**Exercise aim:** Each line that holds the word "formulir" should be returned.

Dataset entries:
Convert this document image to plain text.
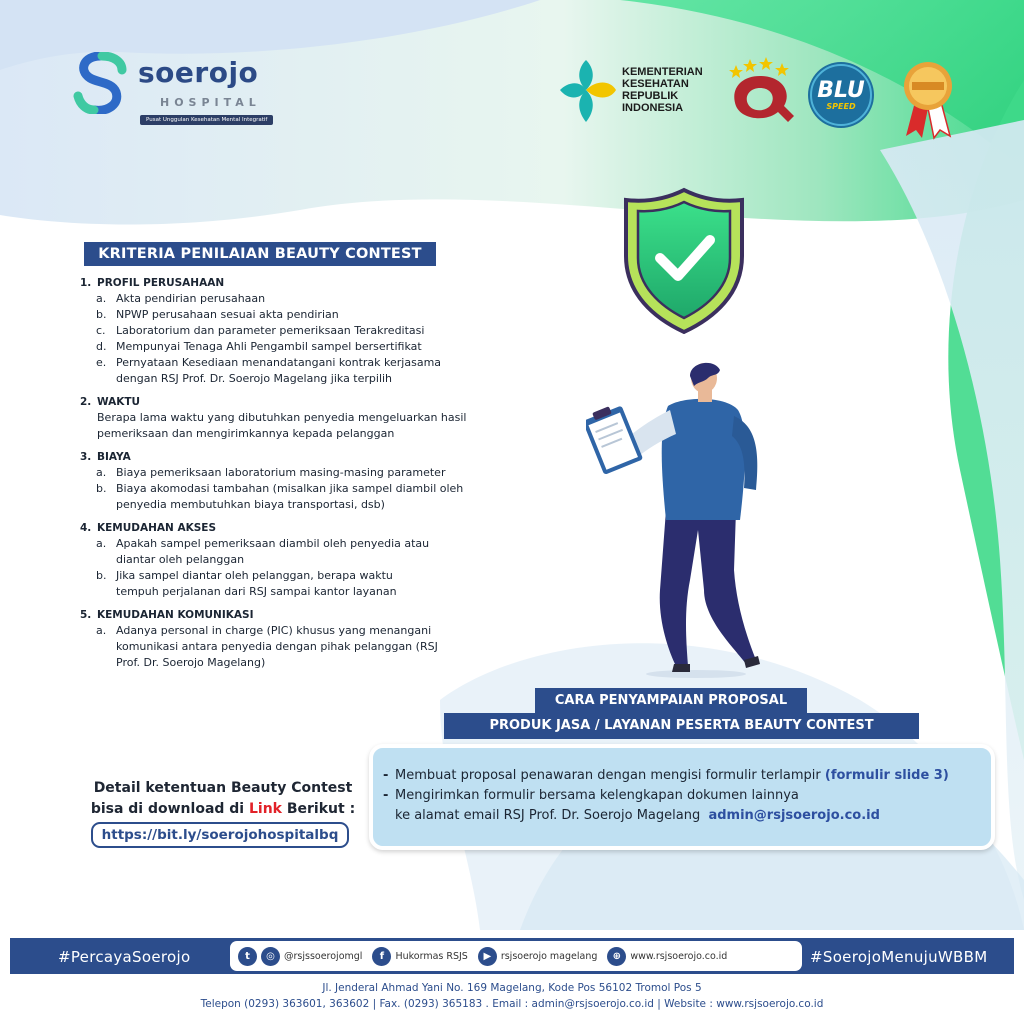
soerojo
HOSPITAL
Pusat Unggulan Kesehatan Mental Integratif
KEMENTERIAN
KESEHATAN
REPUBLIK
INDONESIA
BLU
SPEED
KRITERIA PENILAIAN BEAUTY CONTEST
1. PROFIL PERUSAHAAN
a. Akta pendirian perusahaan
b. NPWP perusahaan sesuai akta pendirian
c. Laboratorium dan parameter pemeriksaan Terakreditasi
d. Mempunyai Tenaga Ahli Pengambil sampel bersertifikat
e. Pernyataan Kesediaan menandatangani kontrak kerjasama dengan RSJ Prof. Dr. Soerojo Magelang jika terpilih
2. WAKTU
Berapa lama waktu yang dibutuhkan penyedia mengeluarkan hasil pemeriksaan dan mengirimkannya kepada pelanggan
3. BIAYA
a. Biaya pemeriksaan laboratorium masing-masing parameter
b. Biaya akomodasi tambahan (misalkan jika sampel diambil oleh penyedia membutuhkan biaya transportasi, dsb)
4. KEMUDAHAN AKSES
a. Apakah sampel pemeriksaan diambil oleh penyedia atau diantar oleh pelanggan
b. Jika sampel diantar oleh pelanggan, berapa waktu tempuh perjalanan dari RSJ sampai kantor layanan
5. KEMUDAHAN KOMUNIKASI
a. Adanya personal in charge (PIC) khusus yang menangani komunikasi antara penyedia dengan pihak pelanggan (RSJ Prof. Dr. Soerojo Magelang)
CARA PENYAMPAIAN PROPOSAL
PRODUK JASA / LAYANAN PESERTA BEAUTY CONTEST
- Membuat proposal penawaran dengan mengisi formulir terlampir (formulir slide 3)
- Mengirimkan formulir bersama kelengkapan dokumen lainnya
ke alamat email RSJ Prof. Dr. Soerojo Magelang admin@rsjsoerojo.co.id
Detail ketentuan Beauty Contest
bisa di download di Link Berikut :
https://bit.ly/soerojohospitalbq
#PercayaSoerojo	#SoerojoMenujuWBBM
t	◎ @rsjssoerojomgl	f	Hukormas RSJS	▶	rsjsoerojo magelang	⊕ www.rsjsoerojo.co.id
Jl. Jenderal Ahmad Yani No. 169 Magelang, Kode Pos 56102 Tromol Pos 5
Telepon (0293) 363601, 363602 | Fax. (0293) 365183 . Email : admin@rsjsoerojo.co.id | Website : www.rsjsoerojo.co.id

**Final result:**
- Membuat proposal penawaran dengan mengisi formulir terlampir (formulir slide 3)
- Mengirimkan formulir bersama kelengkapan dokumen lainnya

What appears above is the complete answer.